Directions for this task: Extract every line that includes the string "成都先导".

The records:
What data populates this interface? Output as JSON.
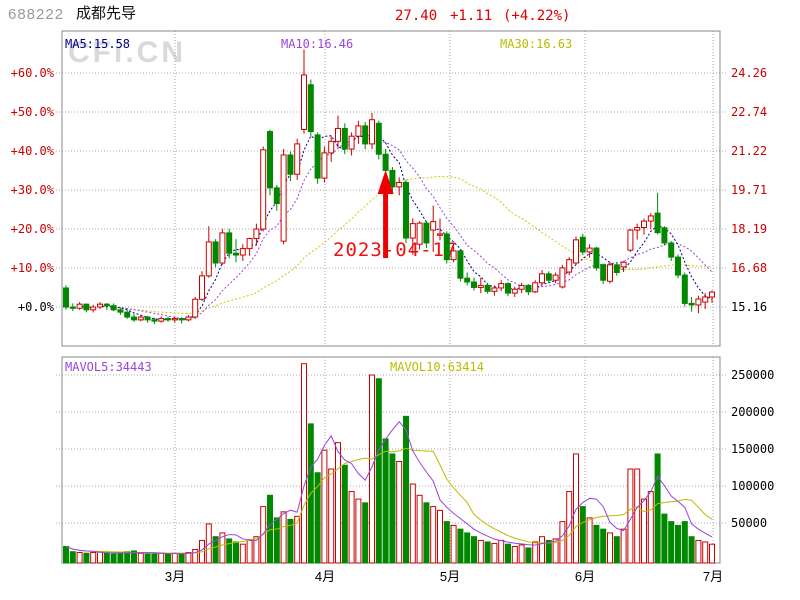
{
  "header": {
    "code": "688222",
    "name": "成都先导",
    "price": "27.40",
    "change": "+1.11",
    "change_pct": "(+4.22%)"
  },
  "watermark": "CFi.CN",
  "main_panel": {
    "ma5_label": "MA5:15.58",
    "ma10_label": "MA10:16.46",
    "ma30_label": "MA30:16.63",
    "left_axis": [
      "+60.0%",
      "+50.0%",
      "+40.0%",
      "+30.0%",
      "+20.0%",
      "+10.0%",
      "+0.0%"
    ],
    "right_axis": [
      "24.26",
      "22.74",
      "21.22",
      "19.71",
      "18.19",
      "16.68",
      "15.16"
    ]
  },
  "volume_panel": {
    "mavol5_label": "MAVOL5:34443",
    "mavol10_label": "MAVOL10:63414",
    "right_axis": [
      "250000",
      "200000",
      "150000",
      "100000",
      "50000"
    ]
  },
  "x_axis": {
    "months": [
      "3月",
      "4月",
      "5月",
      "6月",
      "7月"
    ]
  },
  "annotation": {
    "date": "2023-04-17"
  },
  "colors": {
    "up": "#cc0000",
    "down": "#008800",
    "ma5": "#000088",
    "ma10": "#9944dd",
    "ma30": "#cccc00",
    "mavol5": "#9944dd",
    "mavol10": "#bbbb00",
    "grid": "#aaaaaa",
    "border": "#888888",
    "arrow": "#ee0000",
    "quote": "#dd0000"
  },
  "chart_data": {
    "type": "candlestick+volume",
    "title": "688222 成都先导 daily K-line, Feb–Jul 2023",
    "baseline_price": 15.16,
    "price_axis_pct": [
      60,
      50,
      40,
      30,
      20,
      10,
      0
    ],
    "price_axis_values": [
      24.26,
      22.74,
      21.22,
      19.71,
      18.19,
      16.68,
      15.16
    ],
    "volume_axis": [
      250000,
      200000,
      150000,
      100000,
      50000
    ],
    "month_gridlines": [
      "3月",
      "4月",
      "5月",
      "6月",
      "7月"
    ],
    "annotation_candle_index": 47,
    "candles": [
      [
        15.9,
        16.0,
        15.05,
        15.16,
        22000
      ],
      [
        15.16,
        15.3,
        15.0,
        15.11,
        15000
      ],
      [
        15.11,
        15.35,
        15.05,
        15.27,
        14000
      ],
      [
        15.27,
        15.3,
        14.95,
        15.05,
        13000
      ],
      [
        15.05,
        15.25,
        14.95,
        15.16,
        14000
      ],
      [
        15.16,
        15.35,
        15.08,
        15.27,
        15000
      ],
      [
        15.27,
        15.32,
        15.05,
        15.21,
        13000
      ],
      [
        15.21,
        15.3,
        15.0,
        15.05,
        12000
      ],
      [
        15.05,
        15.15,
        14.85,
        14.96,
        13000
      ],
      [
        14.96,
        15.05,
        14.7,
        14.77,
        15000
      ],
      [
        14.77,
        14.9,
        14.58,
        14.66,
        16000
      ],
      [
        14.66,
        14.85,
        14.6,
        14.77,
        13000
      ],
      [
        14.77,
        14.82,
        14.55,
        14.66,
        12000
      ],
      [
        14.66,
        14.75,
        14.5,
        14.61,
        12000
      ],
      [
        14.61,
        14.8,
        14.55,
        14.71,
        13000
      ],
      [
        14.71,
        14.78,
        14.58,
        14.66,
        12000
      ],
      [
        14.66,
        14.78,
        14.55,
        14.71,
        13000
      ],
      [
        14.71,
        14.76,
        14.52,
        14.66,
        12000
      ],
      [
        14.66,
        14.85,
        14.6,
        14.77,
        14000
      ],
      [
        14.77,
        15.55,
        14.7,
        15.46,
        18000
      ],
      [
        15.46,
        16.55,
        15.4,
        16.37,
        30000
      ],
      [
        16.37,
        18.3,
        16.3,
        17.69,
        52000
      ],
      [
        17.69,
        17.8,
        16.7,
        16.87,
        35000
      ],
      [
        16.87,
        18.2,
        16.8,
        18.04,
        40000
      ],
      [
        18.04,
        18.2,
        17.05,
        17.25,
        32000
      ],
      [
        17.25,
        17.8,
        16.9,
        17.18,
        28000
      ],
      [
        17.18,
        17.6,
        16.95,
        17.43,
        25000
      ],
      [
        17.43,
        17.85,
        17.15,
        17.82,
        30000
      ],
      [
        17.82,
        18.4,
        17.55,
        18.19,
        35000
      ],
      [
        18.19,
        21.4,
        18.1,
        21.27,
        75000
      ],
      [
        21.98,
        22.05,
        19.5,
        19.79,
        90000
      ],
      [
        19.79,
        19.9,
        18.9,
        19.18,
        60000
      ],
      [
        17.72,
        21.3,
        17.6,
        21.07,
        68000
      ],
      [
        21.07,
        21.2,
        20.05,
        20.32,
        58000
      ],
      [
        20.32,
        21.7,
        20.1,
        21.5,
        62000
      ],
      [
        22.06,
        25.17,
        21.9,
        24.18,
        265000
      ],
      [
        23.8,
        24.0,
        21.8,
        21.98,
        185000
      ],
      [
        21.85,
        21.95,
        19.95,
        20.17,
        120000
      ],
      [
        20.17,
        21.4,
        20.0,
        21.15,
        150000
      ],
      [
        21.15,
        21.8,
        20.8,
        21.6,
        125000
      ],
      [
        21.6,
        22.6,
        21.35,
        22.1,
        160000
      ],
      [
        22.1,
        22.3,
        21.1,
        21.3,
        130000
      ],
      [
        21.3,
        21.95,
        21.05,
        21.8,
        95000
      ],
      [
        21.8,
        22.4,
        21.5,
        22.2,
        85000
      ],
      [
        22.2,
        22.35,
        21.3,
        21.5,
        80000
      ],
      [
        21.5,
        22.7,
        21.3,
        22.44,
        250000
      ],
      [
        22.3,
        22.4,
        20.9,
        21.1,
        245000
      ],
      [
        21.1,
        21.3,
        20.3,
        20.47,
        165000
      ],
      [
        20.47,
        20.6,
        19.55,
        19.83,
        145000
      ],
      [
        19.83,
        20.2,
        19.5,
        20.0,
        135000
      ],
      [
        20.0,
        20.1,
        17.65,
        17.84,
        195000
      ],
      [
        17.84,
        18.6,
        17.2,
        18.4,
        105000
      ],
      [
        17.6,
        18.5,
        17.4,
        18.42,
        90000
      ],
      [
        18.42,
        18.5,
        17.45,
        17.65,
        80000
      ],
      [
        18.15,
        19.1,
        17.3,
        18.48,
        75000
      ],
      [
        17.95,
        18.6,
        17.75,
        18.0,
        70000
      ],
      [
        18.0,
        18.1,
        16.85,
        17.0,
        55000
      ],
      [
        17.0,
        17.5,
        16.9,
        17.34,
        50000
      ],
      [
        17.34,
        17.4,
        16.15,
        16.28,
        45000
      ],
      [
        16.28,
        16.5,
        16.0,
        16.13,
        40000
      ],
      [
        16.13,
        16.3,
        15.8,
        15.92,
        35000
      ],
      [
        15.92,
        16.3,
        15.7,
        16.0,
        30000
      ],
      [
        16.0,
        16.1,
        15.68,
        15.77,
        28000
      ],
      [
        15.77,
        16.0,
        15.6,
        15.9,
        26000
      ],
      [
        15.9,
        16.2,
        15.78,
        16.07,
        30000
      ],
      [
        16.07,
        16.12,
        15.58,
        15.7,
        25000
      ],
      [
        15.7,
        15.95,
        15.55,
        15.85,
        22000
      ],
      [
        15.85,
        16.1,
        15.7,
        16.0,
        24000
      ],
      [
        16.0,
        16.05,
        15.62,
        15.75,
        20000
      ],
      [
        15.75,
        16.2,
        15.7,
        16.1,
        28000
      ],
      [
        16.1,
        16.6,
        16.0,
        16.45,
        35000
      ],
      [
        16.45,
        16.55,
        16.08,
        16.2,
        30000
      ],
      [
        16.2,
        16.5,
        16.08,
        16.4,
        32000
      ],
      [
        15.94,
        16.8,
        15.88,
        16.68,
        55000
      ],
      [
        16.52,
        17.1,
        16.4,
        17.0,
        95000
      ],
      [
        16.87,
        17.9,
        16.8,
        17.77,
        145000
      ],
      [
        17.87,
        18.0,
        17.18,
        17.3,
        75000
      ],
      [
        17.3,
        17.6,
        17.08,
        17.45,
        60000
      ],
      [
        17.45,
        17.5,
        16.58,
        16.68,
        50000
      ],
      [
        16.8,
        16.85,
        16.05,
        16.2,
        45000
      ],
      [
        16.16,
        16.9,
        16.08,
        16.8,
        40000
      ],
      [
        16.8,
        16.9,
        16.38,
        16.5,
        35000
      ],
      [
        16.72,
        16.95,
        16.52,
        16.9,
        45000
      ],
      [
        17.37,
        18.2,
        17.3,
        18.15,
        125000
      ],
      [
        18.15,
        18.4,
        17.78,
        18.25,
        125000
      ],
      [
        18.25,
        18.6,
        17.98,
        18.5,
        85000
      ],
      [
        18.5,
        18.81,
        18.18,
        18.7,
        95000
      ],
      [
        18.81,
        19.6,
        17.98,
        18.05,
        145000
      ],
      [
        18.24,
        18.3,
        17.55,
        17.65,
        65000
      ],
      [
        17.65,
        17.72,
        16.95,
        17.1,
        55000
      ],
      [
        17.1,
        17.2,
        16.28,
        16.4,
        50000
      ],
      [
        16.4,
        16.5,
        15.18,
        15.3,
        55000
      ],
      [
        15.3,
        15.55,
        14.98,
        15.24,
        35000
      ],
      [
        15.24,
        15.6,
        14.92,
        15.47,
        30000
      ],
      [
        15.35,
        15.7,
        15.08,
        15.55,
        28000
      ],
      [
        15.55,
        15.8,
        15.32,
        15.74,
        25000
      ]
    ]
  }
}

Worked answer:
    "name": "成都先导",
    "title": "688222 成都先导 daily K-line, Feb–Jul 2023",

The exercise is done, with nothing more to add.